▸ **Set problem**: Select the lines below containing the word "JSON".

▸ **Data**:
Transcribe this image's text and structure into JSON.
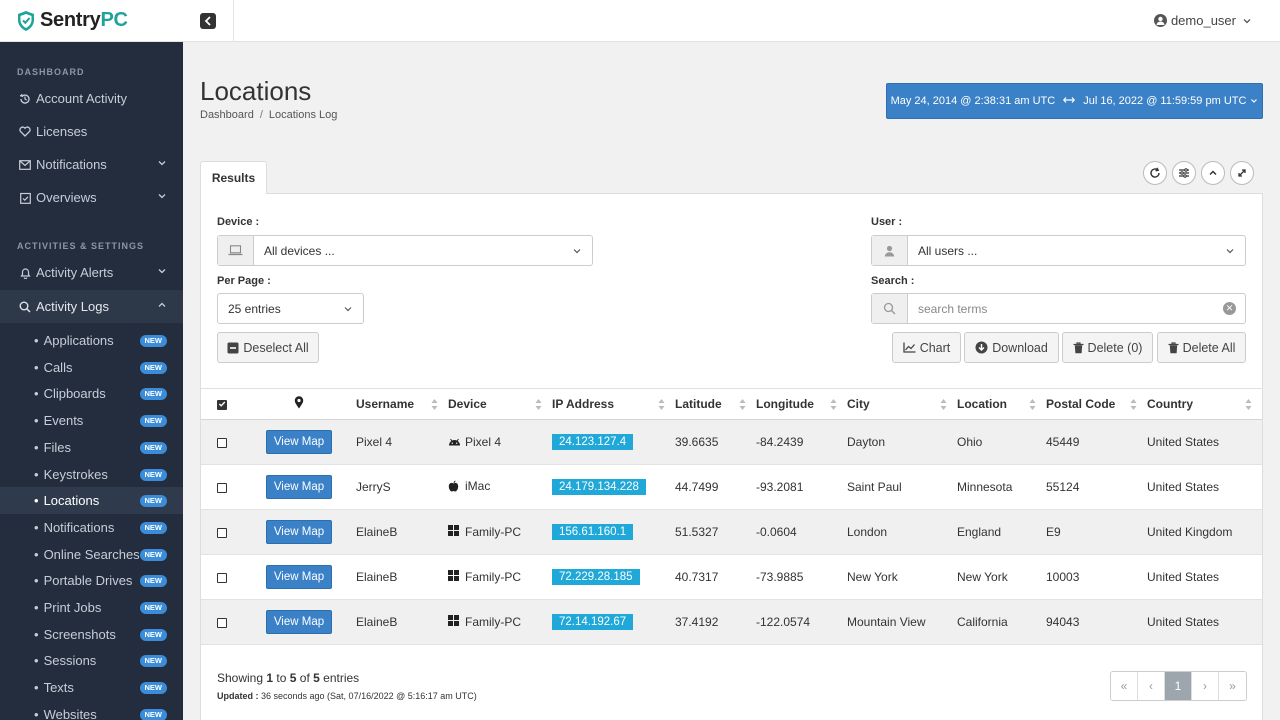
{
  "brand": {
    "name_a": "Sentry",
    "name_b": "PC"
  },
  "sidebar": {
    "section_dashboard": "DASHBOARD",
    "section_activities": "ACTIVITIES & SETTINGS",
    "items": [
      {
        "label": "Account Activity"
      },
      {
        "label": "Licenses"
      },
      {
        "label": "Notifications"
      },
      {
        "label": "Overviews"
      },
      {
        "label": "Activity Alerts"
      },
      {
        "label": "Activity Logs"
      }
    ],
    "sub_items": [
      {
        "label": "Applications",
        "badge": "NEW"
      },
      {
        "label": "Calls",
        "badge": "NEW"
      },
      {
        "label": "Clipboards",
        "badge": "NEW"
      },
      {
        "label": "Events",
        "badge": "NEW"
      },
      {
        "label": "Files",
        "badge": "NEW"
      },
      {
        "label": "Keystrokes",
        "badge": "NEW"
      },
      {
        "label": "Locations",
        "badge": "NEW"
      },
      {
        "label": "Notifications",
        "badge": "NEW"
      },
      {
        "label": "Online Searches",
        "badge": "NEW"
      },
      {
        "label": "Portable Drives",
        "badge": "NEW"
      },
      {
        "label": "Print Jobs",
        "badge": "NEW"
      },
      {
        "label": "Screenshots",
        "badge": "NEW"
      },
      {
        "label": "Sessions",
        "badge": "NEW"
      },
      {
        "label": "Texts",
        "badge": "NEW"
      },
      {
        "label": "Websites",
        "badge": "NEW"
      }
    ],
    "active_sub": "Locations"
  },
  "topbar": {
    "username": "demo_user"
  },
  "header": {
    "title": "Locations",
    "breadcrumb": [
      "Dashboard",
      "Locations Log"
    ],
    "date_from": "May 24, 2014 @ 2:38:31 am UTC",
    "date_to": "Jul 16, 2022 @ 11:59:59 pm UTC"
  },
  "panel": {
    "tab": "Results",
    "device_label": "Device :",
    "device_value": "All devices ...",
    "user_label": "User :",
    "user_value": "All users ...",
    "perpage_label": "Per Page :",
    "perpage_value": "25 entries",
    "search_label": "Search :",
    "search_placeholder": "search terms",
    "search_value": "",
    "buttons": {
      "deselect": "Deselect All",
      "chart": "Chart",
      "download": "Download",
      "delete": "Delete (0)",
      "delete_all": "Delete All"
    }
  },
  "table": {
    "columns": [
      "Username",
      "Device",
      "IP Address",
      "Latitude",
      "Longitude",
      "City",
      "Location",
      "Postal Code",
      "Country"
    ],
    "view_map_label": "View Map",
    "rows": [
      {
        "username": "Pixel 4",
        "device": "Pixel 4",
        "device_icon": "android-icon",
        "ip": "24.123.127.4",
        "lat": "39.6635",
        "lon": "-84.2439",
        "city": "Dayton",
        "location": "Ohio",
        "postal": "45449",
        "country": "United States"
      },
      {
        "username": "JerryS",
        "device": "iMac",
        "device_icon": "apple-icon",
        "ip": "24.179.134.228",
        "lat": "44.7499",
        "lon": "-93.2081",
        "city": "Saint Paul",
        "location": "Minnesota",
        "postal": "55124",
        "country": "United States"
      },
      {
        "username": "ElaineB",
        "device": "Family-PC",
        "device_icon": "windows-icon",
        "ip": "156.61.160.1",
        "lat": "51.5327",
        "lon": "-0.0604",
        "city": "London",
        "location": "England",
        "postal": "E9",
        "country": "United Kingdom"
      },
      {
        "username": "ElaineB",
        "device": "Family-PC",
        "device_icon": "windows-icon",
        "ip": "72.229.28.185",
        "lat": "40.7317",
        "lon": "-73.9885",
        "city": "New York",
        "location": "New York",
        "postal": "10003",
        "country": "United States"
      },
      {
        "username": "ElaineB",
        "device": "Family-PC",
        "device_icon": "windows-icon",
        "ip": "72.14.192.67",
        "lat": "37.4192",
        "lon": "-122.0574",
        "city": "Mountain View",
        "location": "California",
        "postal": "94043",
        "country": "United States"
      }
    ]
  },
  "footer": {
    "showing_prefix": "Showing ",
    "showing_from": "1",
    "showing_to_word": " to ",
    "showing_to": "5",
    "showing_of_word": " of ",
    "showing_total": "5",
    "showing_suffix": " entries",
    "updated_label": "Updated :",
    "updated_text": " 36 seconds ago (Sat, 07/16/2022 @ 5:16:17 am UTC)",
    "page": "1",
    "pager_first": "«",
    "pager_prev": "‹",
    "pager_next": "›",
    "pager_last": "»"
  },
  "colors": {
    "sidebar_bg": "#232d3d",
    "primary": "#3a81c7",
    "ip_badge": "#20a8d8",
    "brand_teal": "#1fa39a"
  }
}
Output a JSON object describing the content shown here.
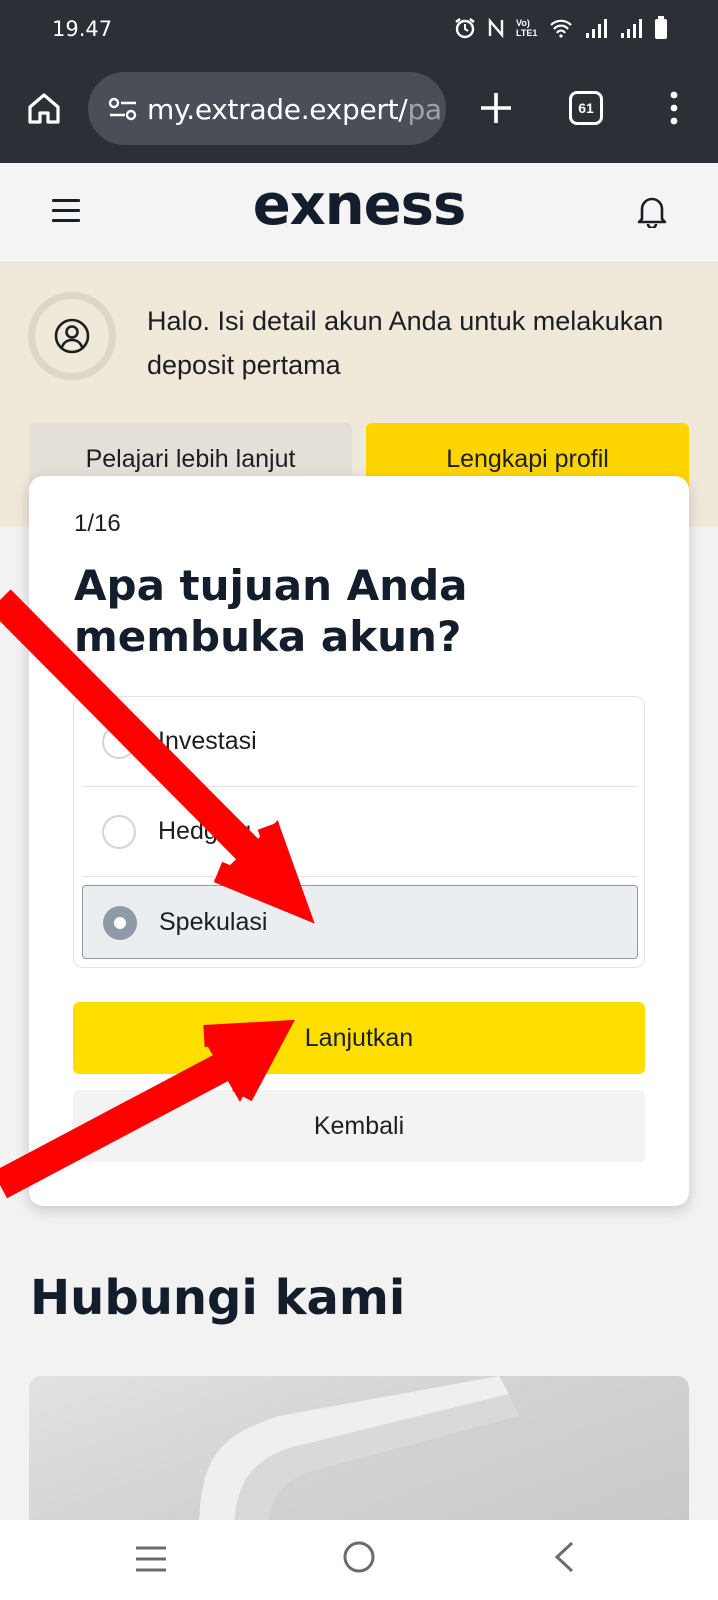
{
  "status_bar": {
    "time": "19.47",
    "signal_label": "Vo) LTE1"
  },
  "browser": {
    "url_main": "my.extrade.expert/",
    "url_rest": "pa",
    "tab_count": "61"
  },
  "app": {
    "logo": "exness"
  },
  "banner": {
    "message": "Halo. Isi detail akun Anda untuk melakukan deposit pertama",
    "learn_more_label": "Pelajari lebih lanjut",
    "complete_profile_label": "Lengkapi profil"
  },
  "questionnaire": {
    "step": "1/16",
    "question": "Apa tujuan Anda membuka akun?",
    "options": [
      {
        "label": "Investasi",
        "selected": false
      },
      {
        "label": "Hedging",
        "selected": false
      },
      {
        "label": "Spekulasi",
        "selected": true
      }
    ],
    "continue_label": "Lanjutkan",
    "back_label": "Kembali"
  },
  "contact": {
    "title": "Hubungi kami"
  },
  "colors": {
    "accent_yellow": "#ffde00",
    "arrow_red": "#ff0000",
    "chrome_dark": "#2b2f36"
  }
}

▸ **Reply to the exercise**:
Transcribe this image's text and structure into JSON.
Output a JSON object describing the content shown here.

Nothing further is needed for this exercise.